WHAT THE TASK REQUIRES: Pull out every line of the listing below where "start" appears.

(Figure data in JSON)
----------------------------------------

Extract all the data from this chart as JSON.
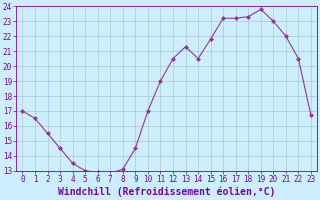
{
  "x": [
    0,
    1,
    2,
    3,
    4,
    5,
    6,
    7,
    8,
    9,
    10,
    11,
    12,
    13,
    14,
    15,
    16,
    17,
    18,
    19,
    20,
    21,
    22,
    23
  ],
  "y": [
    17.0,
    16.5,
    15.5,
    14.5,
    13.5,
    13.0,
    12.9,
    12.85,
    13.1,
    14.5,
    17.0,
    19.0,
    20.5,
    21.3,
    20.5,
    21.8,
    23.2,
    23.2,
    23.3,
    23.8,
    23.0,
    22.0,
    20.5,
    16.7
  ],
  "line_color": "#993399",
  "marker": "D",
  "marker_size": 2.0,
  "bg_color": "#cceeff",
  "grid_color": "#aacccc",
  "xlabel": "Windchill (Refroidissement éolien,°C)",
  "ylabel": "",
  "ylim": [
    13,
    24
  ],
  "xlim": [
    -0.5,
    23.5
  ],
  "yticks": [
    13,
    14,
    15,
    16,
    17,
    18,
    19,
    20,
    21,
    22,
    23,
    24
  ],
  "xticks": [
    0,
    1,
    2,
    3,
    4,
    5,
    6,
    7,
    8,
    9,
    10,
    11,
    12,
    13,
    14,
    15,
    16,
    17,
    18,
    19,
    20,
    21,
    22,
    23
  ],
  "tick_color": "#7700aa",
  "tick_fontsize": 5.5,
  "xlabel_fontsize": 7.0,
  "spine_color": "#7700aa"
}
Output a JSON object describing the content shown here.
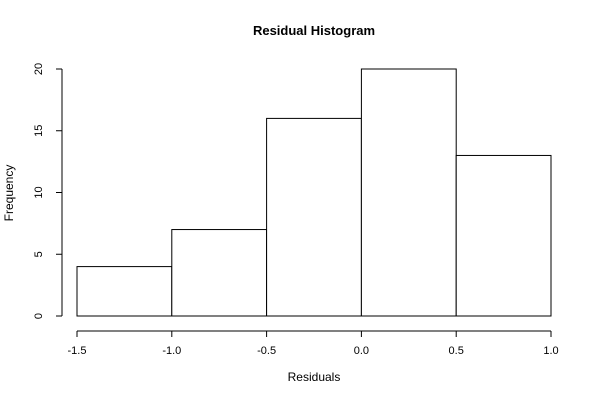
{
  "chart_data": {
    "type": "bar",
    "title": "Residual Histogram",
    "xlabel": "Residuals",
    "ylabel": "Frequency",
    "bins": [
      {
        "start": -1.5,
        "end": -1.0,
        "count": 4
      },
      {
        "start": -1.0,
        "end": -0.5,
        "count": 7
      },
      {
        "start": -0.5,
        "end": 0.0,
        "count": 16
      },
      {
        "start": 0.0,
        "end": 0.5,
        "count": 20
      },
      {
        "start": 0.5,
        "end": 1.0,
        "count": 13
      }
    ],
    "xlim": [
      -1.5,
      1.0
    ],
    "ylim": [
      0,
      20
    ],
    "xticks": [
      -1.5,
      -1.0,
      -0.5,
      0.0,
      0.5,
      1.0
    ],
    "xtick_labels": [
      "-1.5",
      "-1.0",
      "-0.5",
      "0.0",
      "0.5",
      "1.0"
    ],
    "yticks": [
      0,
      5,
      10,
      15,
      20
    ],
    "ytick_labels": [
      "0",
      "5",
      "10",
      "15",
      "20"
    ],
    "grid": false,
    "legend": "none"
  }
}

----------------------------------------

COMPLETE RESPONSE:
        "start": -1.5,
        "start": -1.0,
        "start": -0.5,
        "start": 0.0,
        "start": 0.5,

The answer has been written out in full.